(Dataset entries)
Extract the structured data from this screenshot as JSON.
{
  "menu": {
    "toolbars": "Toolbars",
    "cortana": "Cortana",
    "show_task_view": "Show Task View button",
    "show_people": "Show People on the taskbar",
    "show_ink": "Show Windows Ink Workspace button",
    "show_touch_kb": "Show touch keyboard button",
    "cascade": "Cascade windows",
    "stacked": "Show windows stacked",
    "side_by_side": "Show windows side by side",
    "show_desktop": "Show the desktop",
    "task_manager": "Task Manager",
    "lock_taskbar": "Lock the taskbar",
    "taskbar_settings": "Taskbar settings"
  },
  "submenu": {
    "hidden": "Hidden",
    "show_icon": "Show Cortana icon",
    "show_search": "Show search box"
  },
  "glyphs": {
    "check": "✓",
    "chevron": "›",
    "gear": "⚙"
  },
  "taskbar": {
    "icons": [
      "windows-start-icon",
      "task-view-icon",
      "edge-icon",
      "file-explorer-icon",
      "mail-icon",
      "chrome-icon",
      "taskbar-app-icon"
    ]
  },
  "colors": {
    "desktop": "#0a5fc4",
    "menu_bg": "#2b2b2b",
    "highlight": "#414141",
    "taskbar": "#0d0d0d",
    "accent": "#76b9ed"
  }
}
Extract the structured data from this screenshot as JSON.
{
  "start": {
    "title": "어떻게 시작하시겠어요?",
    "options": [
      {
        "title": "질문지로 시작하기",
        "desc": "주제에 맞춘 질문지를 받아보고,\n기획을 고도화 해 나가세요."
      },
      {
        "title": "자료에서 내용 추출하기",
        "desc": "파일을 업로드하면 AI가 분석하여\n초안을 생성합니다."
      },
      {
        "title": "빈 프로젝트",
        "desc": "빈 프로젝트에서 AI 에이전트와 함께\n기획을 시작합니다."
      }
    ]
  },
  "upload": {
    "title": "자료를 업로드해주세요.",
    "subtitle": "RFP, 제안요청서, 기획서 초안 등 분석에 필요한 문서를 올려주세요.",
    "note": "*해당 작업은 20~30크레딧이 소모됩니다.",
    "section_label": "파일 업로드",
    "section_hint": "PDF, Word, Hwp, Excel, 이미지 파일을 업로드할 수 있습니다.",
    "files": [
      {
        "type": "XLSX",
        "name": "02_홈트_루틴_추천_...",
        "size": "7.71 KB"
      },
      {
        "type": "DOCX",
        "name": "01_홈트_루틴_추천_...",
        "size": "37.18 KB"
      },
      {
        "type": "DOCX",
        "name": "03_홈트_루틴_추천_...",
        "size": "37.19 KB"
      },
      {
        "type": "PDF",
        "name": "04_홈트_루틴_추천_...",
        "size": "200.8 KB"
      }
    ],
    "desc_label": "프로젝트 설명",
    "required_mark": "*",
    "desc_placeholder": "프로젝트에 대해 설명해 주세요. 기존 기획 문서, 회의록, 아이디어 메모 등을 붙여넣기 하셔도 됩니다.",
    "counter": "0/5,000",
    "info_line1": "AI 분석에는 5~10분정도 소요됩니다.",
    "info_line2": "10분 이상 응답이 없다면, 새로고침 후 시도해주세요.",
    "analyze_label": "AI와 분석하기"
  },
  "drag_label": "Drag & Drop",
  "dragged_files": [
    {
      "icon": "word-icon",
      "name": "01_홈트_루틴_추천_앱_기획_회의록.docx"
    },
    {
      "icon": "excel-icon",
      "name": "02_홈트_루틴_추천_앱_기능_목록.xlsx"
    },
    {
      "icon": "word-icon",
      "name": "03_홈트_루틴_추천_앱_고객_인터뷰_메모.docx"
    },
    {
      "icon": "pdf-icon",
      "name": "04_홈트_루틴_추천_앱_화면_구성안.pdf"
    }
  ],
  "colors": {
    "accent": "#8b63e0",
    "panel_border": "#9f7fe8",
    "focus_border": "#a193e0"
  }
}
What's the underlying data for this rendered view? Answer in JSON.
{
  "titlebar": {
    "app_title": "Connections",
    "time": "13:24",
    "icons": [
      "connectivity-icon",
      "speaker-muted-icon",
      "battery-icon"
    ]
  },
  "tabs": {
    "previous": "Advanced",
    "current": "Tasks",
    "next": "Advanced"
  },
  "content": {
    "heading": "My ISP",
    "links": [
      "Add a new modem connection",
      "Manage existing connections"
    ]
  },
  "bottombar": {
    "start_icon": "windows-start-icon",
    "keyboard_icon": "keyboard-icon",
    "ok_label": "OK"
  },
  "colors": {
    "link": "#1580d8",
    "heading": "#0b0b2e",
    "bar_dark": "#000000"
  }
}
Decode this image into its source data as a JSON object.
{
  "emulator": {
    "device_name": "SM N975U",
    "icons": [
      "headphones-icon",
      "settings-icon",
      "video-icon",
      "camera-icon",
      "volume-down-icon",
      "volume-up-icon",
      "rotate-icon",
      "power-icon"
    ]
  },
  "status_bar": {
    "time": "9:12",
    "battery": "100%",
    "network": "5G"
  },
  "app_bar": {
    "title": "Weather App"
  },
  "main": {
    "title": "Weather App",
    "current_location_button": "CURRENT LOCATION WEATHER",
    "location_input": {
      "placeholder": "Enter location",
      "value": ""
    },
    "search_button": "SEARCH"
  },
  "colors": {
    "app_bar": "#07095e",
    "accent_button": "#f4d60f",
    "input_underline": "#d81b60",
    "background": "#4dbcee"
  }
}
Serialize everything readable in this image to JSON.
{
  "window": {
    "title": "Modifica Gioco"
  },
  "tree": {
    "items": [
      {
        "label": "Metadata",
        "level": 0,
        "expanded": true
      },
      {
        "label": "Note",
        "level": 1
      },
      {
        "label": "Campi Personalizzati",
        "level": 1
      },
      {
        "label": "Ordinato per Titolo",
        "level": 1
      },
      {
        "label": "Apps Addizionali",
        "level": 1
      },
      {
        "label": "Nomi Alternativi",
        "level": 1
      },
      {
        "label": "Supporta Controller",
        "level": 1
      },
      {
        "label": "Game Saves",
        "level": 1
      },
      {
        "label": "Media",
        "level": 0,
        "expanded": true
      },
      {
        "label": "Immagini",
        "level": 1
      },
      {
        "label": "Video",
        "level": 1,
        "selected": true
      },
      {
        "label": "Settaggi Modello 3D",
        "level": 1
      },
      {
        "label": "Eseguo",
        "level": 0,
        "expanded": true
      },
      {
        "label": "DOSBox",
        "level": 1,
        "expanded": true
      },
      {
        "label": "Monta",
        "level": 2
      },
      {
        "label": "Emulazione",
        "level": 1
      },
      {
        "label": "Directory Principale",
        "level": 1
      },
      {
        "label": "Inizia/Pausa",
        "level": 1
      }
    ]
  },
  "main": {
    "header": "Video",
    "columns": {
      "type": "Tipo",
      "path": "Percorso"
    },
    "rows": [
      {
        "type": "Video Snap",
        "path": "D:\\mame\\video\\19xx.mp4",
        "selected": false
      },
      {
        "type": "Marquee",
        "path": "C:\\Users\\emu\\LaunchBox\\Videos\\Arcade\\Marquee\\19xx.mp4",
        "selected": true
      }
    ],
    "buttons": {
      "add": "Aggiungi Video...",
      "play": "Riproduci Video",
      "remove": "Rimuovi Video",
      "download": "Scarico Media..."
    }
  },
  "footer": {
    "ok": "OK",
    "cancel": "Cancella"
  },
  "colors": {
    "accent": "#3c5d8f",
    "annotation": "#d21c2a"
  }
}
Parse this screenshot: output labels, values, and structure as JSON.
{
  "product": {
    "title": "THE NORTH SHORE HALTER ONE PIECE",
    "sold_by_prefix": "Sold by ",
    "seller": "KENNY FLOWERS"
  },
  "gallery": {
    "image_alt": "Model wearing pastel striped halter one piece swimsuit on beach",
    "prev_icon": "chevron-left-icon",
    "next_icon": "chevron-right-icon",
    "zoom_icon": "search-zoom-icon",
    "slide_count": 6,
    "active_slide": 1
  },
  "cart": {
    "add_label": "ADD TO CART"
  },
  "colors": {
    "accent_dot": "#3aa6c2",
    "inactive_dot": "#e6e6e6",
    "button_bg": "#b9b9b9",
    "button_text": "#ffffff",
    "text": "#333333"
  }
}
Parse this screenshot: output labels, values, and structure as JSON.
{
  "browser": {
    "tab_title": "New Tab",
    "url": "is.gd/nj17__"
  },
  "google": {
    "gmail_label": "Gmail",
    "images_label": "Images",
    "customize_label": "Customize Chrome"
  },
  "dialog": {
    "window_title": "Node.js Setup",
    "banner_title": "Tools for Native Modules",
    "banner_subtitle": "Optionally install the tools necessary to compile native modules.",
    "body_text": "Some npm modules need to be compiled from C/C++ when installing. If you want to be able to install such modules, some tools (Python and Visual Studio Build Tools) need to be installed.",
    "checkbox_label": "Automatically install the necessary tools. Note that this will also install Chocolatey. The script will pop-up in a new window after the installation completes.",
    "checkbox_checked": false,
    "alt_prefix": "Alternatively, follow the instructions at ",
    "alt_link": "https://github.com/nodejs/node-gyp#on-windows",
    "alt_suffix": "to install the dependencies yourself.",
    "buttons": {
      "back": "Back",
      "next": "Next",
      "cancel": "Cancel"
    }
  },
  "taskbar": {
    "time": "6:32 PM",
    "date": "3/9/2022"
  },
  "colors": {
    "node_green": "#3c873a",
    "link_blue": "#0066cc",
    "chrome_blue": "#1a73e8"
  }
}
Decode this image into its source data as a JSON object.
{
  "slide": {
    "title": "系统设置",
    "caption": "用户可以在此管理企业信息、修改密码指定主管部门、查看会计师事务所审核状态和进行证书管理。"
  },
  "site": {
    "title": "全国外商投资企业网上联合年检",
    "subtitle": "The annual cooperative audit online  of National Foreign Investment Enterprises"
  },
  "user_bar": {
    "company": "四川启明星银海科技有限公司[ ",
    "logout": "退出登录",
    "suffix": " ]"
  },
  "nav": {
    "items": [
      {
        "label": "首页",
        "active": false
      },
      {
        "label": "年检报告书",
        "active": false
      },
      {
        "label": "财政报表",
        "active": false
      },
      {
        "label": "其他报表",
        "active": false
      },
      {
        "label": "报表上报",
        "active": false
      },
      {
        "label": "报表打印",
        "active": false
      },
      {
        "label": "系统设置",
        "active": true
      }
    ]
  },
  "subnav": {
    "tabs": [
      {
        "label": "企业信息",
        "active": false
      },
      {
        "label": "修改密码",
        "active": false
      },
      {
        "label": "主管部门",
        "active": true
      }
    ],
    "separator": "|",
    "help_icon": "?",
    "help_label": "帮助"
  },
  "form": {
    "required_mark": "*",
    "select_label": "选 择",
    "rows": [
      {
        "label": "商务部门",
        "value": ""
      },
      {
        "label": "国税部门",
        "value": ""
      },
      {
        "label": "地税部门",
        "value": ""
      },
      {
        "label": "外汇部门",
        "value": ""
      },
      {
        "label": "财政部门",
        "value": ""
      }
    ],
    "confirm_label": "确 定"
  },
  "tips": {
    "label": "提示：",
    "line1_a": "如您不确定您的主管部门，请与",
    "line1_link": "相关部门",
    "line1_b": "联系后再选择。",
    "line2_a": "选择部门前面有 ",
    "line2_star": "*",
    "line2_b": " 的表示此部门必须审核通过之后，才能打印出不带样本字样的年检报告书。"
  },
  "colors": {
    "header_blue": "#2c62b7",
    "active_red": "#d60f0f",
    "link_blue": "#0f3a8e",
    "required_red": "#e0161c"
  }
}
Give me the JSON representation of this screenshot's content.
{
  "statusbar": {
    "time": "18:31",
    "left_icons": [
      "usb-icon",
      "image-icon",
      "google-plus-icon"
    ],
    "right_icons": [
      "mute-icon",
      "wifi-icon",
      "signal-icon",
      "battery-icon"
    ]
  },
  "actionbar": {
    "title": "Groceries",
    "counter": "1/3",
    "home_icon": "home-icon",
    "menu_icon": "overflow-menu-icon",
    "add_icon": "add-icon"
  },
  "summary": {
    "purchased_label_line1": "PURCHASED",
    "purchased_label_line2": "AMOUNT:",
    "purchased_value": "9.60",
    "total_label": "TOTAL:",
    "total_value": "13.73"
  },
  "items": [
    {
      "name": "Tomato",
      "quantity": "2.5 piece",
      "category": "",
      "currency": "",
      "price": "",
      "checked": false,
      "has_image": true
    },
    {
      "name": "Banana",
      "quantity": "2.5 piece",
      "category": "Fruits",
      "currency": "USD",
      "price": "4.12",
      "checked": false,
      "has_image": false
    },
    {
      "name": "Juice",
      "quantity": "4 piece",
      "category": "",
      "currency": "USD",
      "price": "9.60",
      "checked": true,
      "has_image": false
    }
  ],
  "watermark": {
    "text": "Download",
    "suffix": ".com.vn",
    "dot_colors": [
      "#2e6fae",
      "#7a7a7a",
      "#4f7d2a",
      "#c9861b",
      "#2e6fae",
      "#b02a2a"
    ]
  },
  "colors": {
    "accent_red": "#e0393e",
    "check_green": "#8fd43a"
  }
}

**Exercise description**
List every line above containing the word "time".

**Answer for the task**
    "time": "13:24",
    "time": "9:12",
    "time": "6:32 PM",
    "time": "18:31",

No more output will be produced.